> **Objective**:
Quote the records below in full, exactly as given, with the images taken out.

> **Source material**:
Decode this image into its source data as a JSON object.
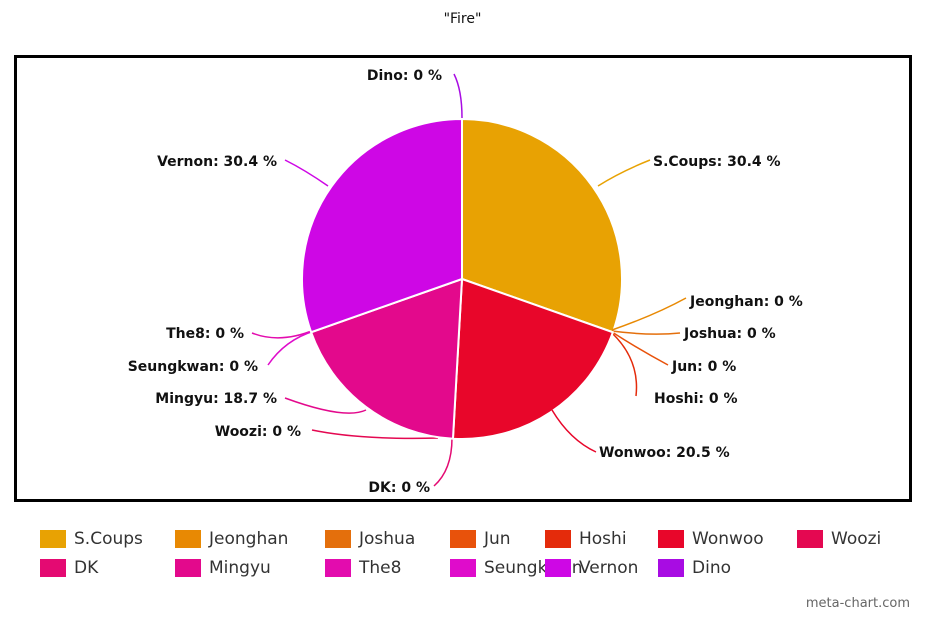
{
  "chart_data": {
    "type": "pie",
    "title": "\"Fire\"",
    "slices": [
      {
        "name": "S.Coups",
        "value": 30.4,
        "label": "S.Coups: 30.4 %",
        "color": "#E8A203"
      },
      {
        "name": "Jeonghan",
        "value": 0,
        "label": "Jeonghan: 0 %",
        "color": "#E88903"
      },
      {
        "name": "Joshua",
        "value": 0,
        "label": "Joshua: 0 %",
        "color": "#E46F0C"
      },
      {
        "name": "Jun",
        "value": 0,
        "label": "Jun: 0 %",
        "color": "#E8520B"
      },
      {
        "name": "Hoshi",
        "value": 0,
        "label": "Hoshi: 0 %",
        "color": "#E42B0B"
      },
      {
        "name": "Wonwoo",
        "value": 20.5,
        "label": "Wonwoo: 20.5 %",
        "color": "#E8062A"
      },
      {
        "name": "Woozi",
        "value": 0,
        "label": "Woozi: 0 %",
        "color": "#E40851"
      },
      {
        "name": "DK",
        "value": 0,
        "label": "DK: 0 %",
        "color": "#E40A72"
      },
      {
        "name": "Mingyu",
        "value": 18.7,
        "label": "Mingyu: 18.7 %",
        "color": "#E3098C"
      },
      {
        "name": "The8",
        "value": 0,
        "label": "The8: 0 %",
        "color": "#E30CAE"
      },
      {
        "name": "Seungkwan",
        "value": 0,
        "label": "Seungkwan: 0 %",
        "color": "#DF0CCB"
      },
      {
        "name": "Vernon",
        "value": 30.4,
        "label": "Vernon: 30.4 %",
        "color": "#CE07E5"
      },
      {
        "name": "Dino",
        "value": 0,
        "label": "Dino: 0 %",
        "color": "#A80CE3"
      }
    ]
  },
  "credit": "meta-chart.com"
}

> **Output below**:
Decode this image into its source data as a JSON object.
{
  "chart_data": {
    "type": "pie",
    "title": "\"Fire\"",
    "slices": [
      {
        "name": "S.Coups",
        "value": 30.4,
        "label": "S.Coups: 30.4 %",
        "color": "#E8A203"
      },
      {
        "name": "Jeonghan",
        "value": 0,
        "label": "Jeonghan: 0 %",
        "color": "#E88903"
      },
      {
        "name": "Joshua",
        "value": 0,
        "label": "Joshua: 0 %",
        "color": "#E46F0C"
      },
      {
        "name": "Jun",
        "value": 0,
        "label": "Jun: 0 %",
        "color": "#E8520B"
      },
      {
        "name": "Hoshi",
        "value": 0,
        "label": "Hoshi: 0 %",
        "color": "#E42B0B"
      },
      {
        "name": "Wonwoo",
        "value": 20.5,
        "label": "Wonwoo: 20.5 %",
        "color": "#E8062A"
      },
      {
        "name": "Woozi",
        "value": 0,
        "label": "Woozi: 0 %",
        "color": "#E40851"
      },
      {
        "name": "DK",
        "value": 0,
        "label": "DK: 0 %",
        "color": "#E40A72"
      },
      {
        "name": "Mingyu",
        "value": 18.7,
        "label": "Mingyu: 18.7 %",
        "color": "#E3098C"
      },
      {
        "name": "The8",
        "value": 0,
        "label": "The8: 0 %",
        "color": "#E30CAE"
      },
      {
        "name": "Seungkwan",
        "value": 0,
        "label": "Seungkwan: 0 %",
        "color": "#DF0CCB"
      },
      {
        "name": "Vernon",
        "value": 30.4,
        "label": "Vernon: 30.4 %",
        "color": "#CE07E5"
      },
      {
        "name": "Dino",
        "value": 0,
        "label": "Dino: 0 %",
        "color": "#A80CE3"
      }
    ]
  },
  "credit": "meta-chart.com"
}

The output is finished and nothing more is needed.